Data in this exercise |
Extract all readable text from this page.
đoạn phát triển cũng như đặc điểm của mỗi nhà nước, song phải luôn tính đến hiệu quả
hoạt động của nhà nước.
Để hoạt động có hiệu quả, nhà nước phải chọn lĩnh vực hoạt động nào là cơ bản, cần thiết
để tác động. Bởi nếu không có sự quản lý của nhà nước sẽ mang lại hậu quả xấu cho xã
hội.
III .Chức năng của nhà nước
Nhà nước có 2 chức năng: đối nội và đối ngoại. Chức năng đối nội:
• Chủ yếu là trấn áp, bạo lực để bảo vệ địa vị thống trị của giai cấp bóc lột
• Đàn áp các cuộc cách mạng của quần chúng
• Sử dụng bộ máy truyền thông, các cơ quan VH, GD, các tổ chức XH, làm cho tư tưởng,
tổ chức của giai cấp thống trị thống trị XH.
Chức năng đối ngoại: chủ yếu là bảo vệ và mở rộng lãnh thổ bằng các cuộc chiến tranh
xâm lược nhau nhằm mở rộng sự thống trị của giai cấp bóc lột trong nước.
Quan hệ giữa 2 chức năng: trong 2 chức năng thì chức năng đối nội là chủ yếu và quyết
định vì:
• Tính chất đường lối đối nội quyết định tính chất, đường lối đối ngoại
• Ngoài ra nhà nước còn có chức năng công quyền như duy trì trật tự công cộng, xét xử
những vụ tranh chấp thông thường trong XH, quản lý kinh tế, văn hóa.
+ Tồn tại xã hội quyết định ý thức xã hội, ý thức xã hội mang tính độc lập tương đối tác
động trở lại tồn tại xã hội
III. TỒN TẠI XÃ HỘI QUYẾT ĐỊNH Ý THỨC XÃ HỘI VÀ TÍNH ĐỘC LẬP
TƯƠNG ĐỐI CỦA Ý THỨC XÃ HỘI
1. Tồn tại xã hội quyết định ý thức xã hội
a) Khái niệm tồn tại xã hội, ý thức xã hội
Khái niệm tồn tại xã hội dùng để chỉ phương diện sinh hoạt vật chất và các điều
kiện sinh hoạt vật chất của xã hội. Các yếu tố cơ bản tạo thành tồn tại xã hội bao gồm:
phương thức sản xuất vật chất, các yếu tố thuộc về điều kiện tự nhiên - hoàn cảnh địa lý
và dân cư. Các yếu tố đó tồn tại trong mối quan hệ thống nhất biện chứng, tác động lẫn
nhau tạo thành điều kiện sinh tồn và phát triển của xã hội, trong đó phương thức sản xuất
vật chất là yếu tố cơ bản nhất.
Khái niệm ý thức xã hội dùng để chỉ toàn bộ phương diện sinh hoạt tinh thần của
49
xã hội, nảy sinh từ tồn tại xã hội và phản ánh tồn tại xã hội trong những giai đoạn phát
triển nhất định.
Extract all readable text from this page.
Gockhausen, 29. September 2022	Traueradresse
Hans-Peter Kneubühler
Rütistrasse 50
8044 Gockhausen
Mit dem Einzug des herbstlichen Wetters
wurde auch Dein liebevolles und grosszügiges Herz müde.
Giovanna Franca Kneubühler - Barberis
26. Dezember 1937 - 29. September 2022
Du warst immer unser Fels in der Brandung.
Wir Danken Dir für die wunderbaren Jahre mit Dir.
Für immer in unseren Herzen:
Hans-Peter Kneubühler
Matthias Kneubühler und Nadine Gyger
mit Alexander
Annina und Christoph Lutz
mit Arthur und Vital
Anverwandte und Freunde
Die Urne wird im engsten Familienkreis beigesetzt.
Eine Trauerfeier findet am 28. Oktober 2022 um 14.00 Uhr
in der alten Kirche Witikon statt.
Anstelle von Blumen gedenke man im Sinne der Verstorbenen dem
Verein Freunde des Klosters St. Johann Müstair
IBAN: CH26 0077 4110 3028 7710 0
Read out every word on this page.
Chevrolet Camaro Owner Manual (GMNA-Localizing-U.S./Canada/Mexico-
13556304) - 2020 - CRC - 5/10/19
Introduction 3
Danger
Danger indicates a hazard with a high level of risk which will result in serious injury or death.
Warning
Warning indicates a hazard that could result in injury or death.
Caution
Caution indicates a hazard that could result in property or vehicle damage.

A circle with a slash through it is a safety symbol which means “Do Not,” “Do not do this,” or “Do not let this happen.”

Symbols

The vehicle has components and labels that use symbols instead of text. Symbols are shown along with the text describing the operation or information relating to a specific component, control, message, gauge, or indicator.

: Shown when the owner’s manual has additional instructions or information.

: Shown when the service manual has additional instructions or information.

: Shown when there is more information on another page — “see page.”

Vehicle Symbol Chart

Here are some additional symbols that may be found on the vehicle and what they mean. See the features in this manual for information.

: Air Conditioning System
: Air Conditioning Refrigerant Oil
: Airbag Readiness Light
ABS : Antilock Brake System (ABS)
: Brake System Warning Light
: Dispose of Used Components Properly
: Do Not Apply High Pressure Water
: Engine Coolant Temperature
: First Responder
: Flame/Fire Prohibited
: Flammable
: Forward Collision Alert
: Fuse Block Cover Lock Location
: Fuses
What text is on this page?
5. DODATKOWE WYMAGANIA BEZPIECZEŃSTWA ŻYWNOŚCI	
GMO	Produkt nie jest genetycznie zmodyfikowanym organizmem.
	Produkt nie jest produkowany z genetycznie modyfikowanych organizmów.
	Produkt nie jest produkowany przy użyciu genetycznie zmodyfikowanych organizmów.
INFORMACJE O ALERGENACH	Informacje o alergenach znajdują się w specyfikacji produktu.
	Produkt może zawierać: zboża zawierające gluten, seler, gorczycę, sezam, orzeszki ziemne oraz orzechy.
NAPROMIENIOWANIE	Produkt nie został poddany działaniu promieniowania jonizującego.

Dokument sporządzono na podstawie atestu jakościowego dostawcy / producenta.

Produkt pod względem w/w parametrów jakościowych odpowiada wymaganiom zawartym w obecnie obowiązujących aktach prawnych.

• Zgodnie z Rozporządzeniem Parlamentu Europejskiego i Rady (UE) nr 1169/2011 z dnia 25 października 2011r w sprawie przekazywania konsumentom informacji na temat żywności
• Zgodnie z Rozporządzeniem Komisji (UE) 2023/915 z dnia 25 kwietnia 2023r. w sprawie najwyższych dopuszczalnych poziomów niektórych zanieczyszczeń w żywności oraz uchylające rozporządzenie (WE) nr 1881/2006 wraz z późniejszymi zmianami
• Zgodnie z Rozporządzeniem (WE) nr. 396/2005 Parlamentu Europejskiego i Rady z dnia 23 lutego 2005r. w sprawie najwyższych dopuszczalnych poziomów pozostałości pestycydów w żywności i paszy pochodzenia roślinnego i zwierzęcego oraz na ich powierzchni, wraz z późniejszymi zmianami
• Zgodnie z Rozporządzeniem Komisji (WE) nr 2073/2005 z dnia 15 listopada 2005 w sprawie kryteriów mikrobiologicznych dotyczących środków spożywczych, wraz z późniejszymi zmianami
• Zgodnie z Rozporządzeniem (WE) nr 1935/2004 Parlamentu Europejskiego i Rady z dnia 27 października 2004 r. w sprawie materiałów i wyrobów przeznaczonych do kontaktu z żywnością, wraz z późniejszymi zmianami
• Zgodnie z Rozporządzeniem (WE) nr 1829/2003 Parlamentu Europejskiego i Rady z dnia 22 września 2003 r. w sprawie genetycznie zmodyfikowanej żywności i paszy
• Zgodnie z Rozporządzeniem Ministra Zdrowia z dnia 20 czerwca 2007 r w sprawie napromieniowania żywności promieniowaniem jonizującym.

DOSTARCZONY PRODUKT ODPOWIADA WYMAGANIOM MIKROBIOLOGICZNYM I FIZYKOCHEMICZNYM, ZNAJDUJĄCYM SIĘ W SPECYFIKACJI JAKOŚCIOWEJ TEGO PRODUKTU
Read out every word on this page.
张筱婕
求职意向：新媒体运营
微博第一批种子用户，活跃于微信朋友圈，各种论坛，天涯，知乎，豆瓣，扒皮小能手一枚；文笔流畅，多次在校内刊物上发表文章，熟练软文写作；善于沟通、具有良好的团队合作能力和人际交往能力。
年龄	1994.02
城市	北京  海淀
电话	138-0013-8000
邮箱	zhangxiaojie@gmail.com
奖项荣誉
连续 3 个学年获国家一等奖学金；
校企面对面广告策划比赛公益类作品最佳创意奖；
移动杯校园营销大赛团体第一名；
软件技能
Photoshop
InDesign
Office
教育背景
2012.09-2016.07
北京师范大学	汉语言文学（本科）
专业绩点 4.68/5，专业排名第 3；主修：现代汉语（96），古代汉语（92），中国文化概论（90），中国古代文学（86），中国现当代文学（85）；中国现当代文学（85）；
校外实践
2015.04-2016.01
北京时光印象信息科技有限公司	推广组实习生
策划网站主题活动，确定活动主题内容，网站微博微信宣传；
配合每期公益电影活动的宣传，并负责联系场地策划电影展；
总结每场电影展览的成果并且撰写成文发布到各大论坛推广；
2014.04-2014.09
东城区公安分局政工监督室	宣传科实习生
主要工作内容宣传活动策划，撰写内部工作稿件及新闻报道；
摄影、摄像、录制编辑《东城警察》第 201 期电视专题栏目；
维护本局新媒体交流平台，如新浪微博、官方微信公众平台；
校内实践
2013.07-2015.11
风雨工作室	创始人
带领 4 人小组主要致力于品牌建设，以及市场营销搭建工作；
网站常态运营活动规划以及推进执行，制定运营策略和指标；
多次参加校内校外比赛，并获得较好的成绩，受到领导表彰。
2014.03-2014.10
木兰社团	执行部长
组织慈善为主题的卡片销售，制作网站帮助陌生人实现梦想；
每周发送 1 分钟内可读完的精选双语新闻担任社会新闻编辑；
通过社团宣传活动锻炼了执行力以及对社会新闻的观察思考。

Given request |
Return each line among the entries that holds the word "października".

Solution for this exercise |
• Zgodnie z Rozporządzeniem Parlamentu Europejskiego i Rady (UE) nr 1169/2011 z dnia 25 października 2011r w sprawie przekazywania konsumentom informacji na temat żywności
• Zgodnie z Rozporządzeniem (WE) nr 1935/2004 Parlamentu Europejskiego i Rady z dnia 27 października 2004 r. w sprawie materiałów i wyrobów przeznaczonych do kontaktu z żywnością, wraz z późniejszymi zmianami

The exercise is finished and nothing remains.